▶ _PROVIDED RECORDS_:
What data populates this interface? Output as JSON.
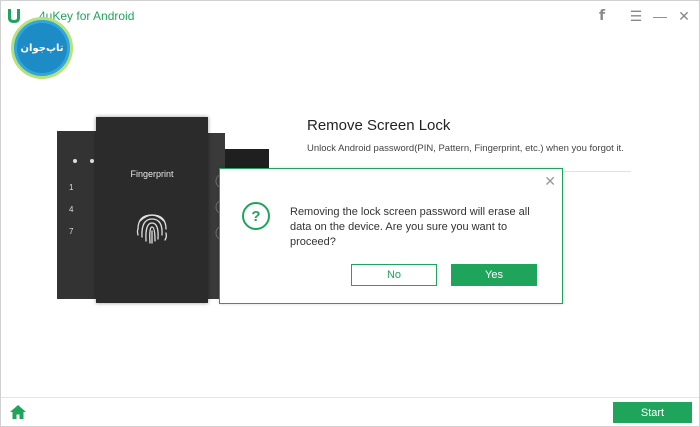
{
  "app": {
    "title": "4uKey for Android",
    "accent_color": "#1fa55b"
  },
  "titlebar": {
    "icons": [
      "facebook-icon",
      "menu-icon",
      "minimize-icon",
      "close-icon"
    ],
    "facebook_glyph": "f",
    "menu_glyph": "☰",
    "minimize_glyph": "—",
    "close_glyph": "✕"
  },
  "watermark": {
    "text": "تاپ‌جوان"
  },
  "illustration": {
    "fingerprint_label": "Fingerprint",
    "numbers": [
      "1",
      "4",
      "7"
    ]
  },
  "section": {
    "title": "Remove Screen Lock",
    "description": "Unlock Android password(PIN, Pattern, Fingerprint, etc.) when you forgot it."
  },
  "dialog": {
    "message": "Removing the lock screen password will erase all data on the device. Are you sure you want to proceed?",
    "icon_glyph": "?",
    "close_glyph": "✕",
    "no_label": "No",
    "yes_label": "Yes"
  },
  "footer": {
    "start_label": "Start"
  }
}
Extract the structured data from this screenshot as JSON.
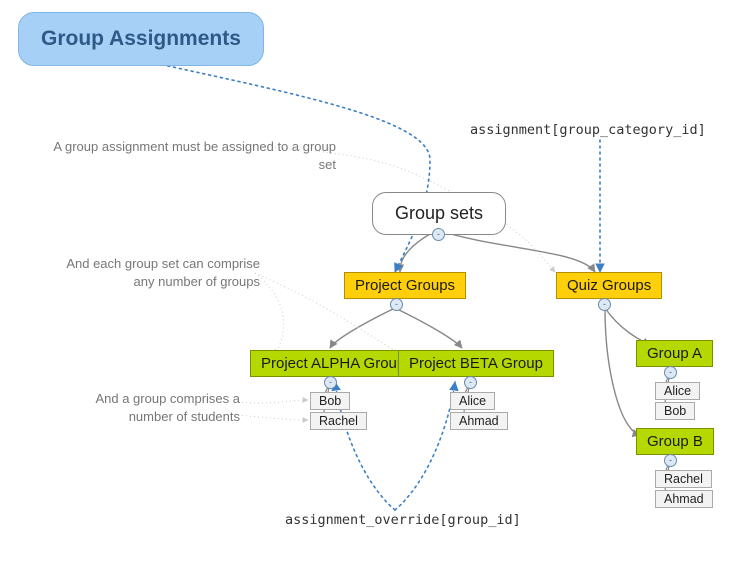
{
  "title": "Group Assignments",
  "annotations": {
    "a1": "A group assignment must be assigned to a group set",
    "a2": "And each group set can comprise\nany number of groups",
    "a3": "And a group comprises a\nnumber of students"
  },
  "api_labels": {
    "category": "assignment[group_category_id]",
    "override": "assignment_override[group_id]"
  },
  "root": {
    "label": "Group sets"
  },
  "group_sets": [
    {
      "name": "Project Groups",
      "groups": [
        {
          "name": "Project ALPHA Group",
          "students": [
            "Bob",
            "Rachel"
          ]
        },
        {
          "name": "Project BETA Group",
          "students": [
            "Alice",
            "Ahmad"
          ]
        }
      ]
    },
    {
      "name": "Quiz Groups",
      "groups": [
        {
          "name": "Group A",
          "students": [
            "Alice",
            "Bob"
          ]
        },
        {
          "name": "Group B",
          "students": [
            "Rachel",
            "Ahmad"
          ]
        }
      ]
    }
  ],
  "colors": {
    "title_bg": "#a6d0f6",
    "groupset_bg": "#ffd00a",
    "group_bg": "#b5d900",
    "dotted_link": "#3b7fc4",
    "solid_link": "#888888",
    "faint_link": "#cccccc"
  }
}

▶ _WHAT NEEDS TO BE DONE_:
From the listing above, collect every line that mentions the word "Android".

▶ _RESULT_:
    "title": "4uKey for Android",
    "description": "Unlock Android password(PIN, Pattern, Fingerprint, etc.) when you forgot it."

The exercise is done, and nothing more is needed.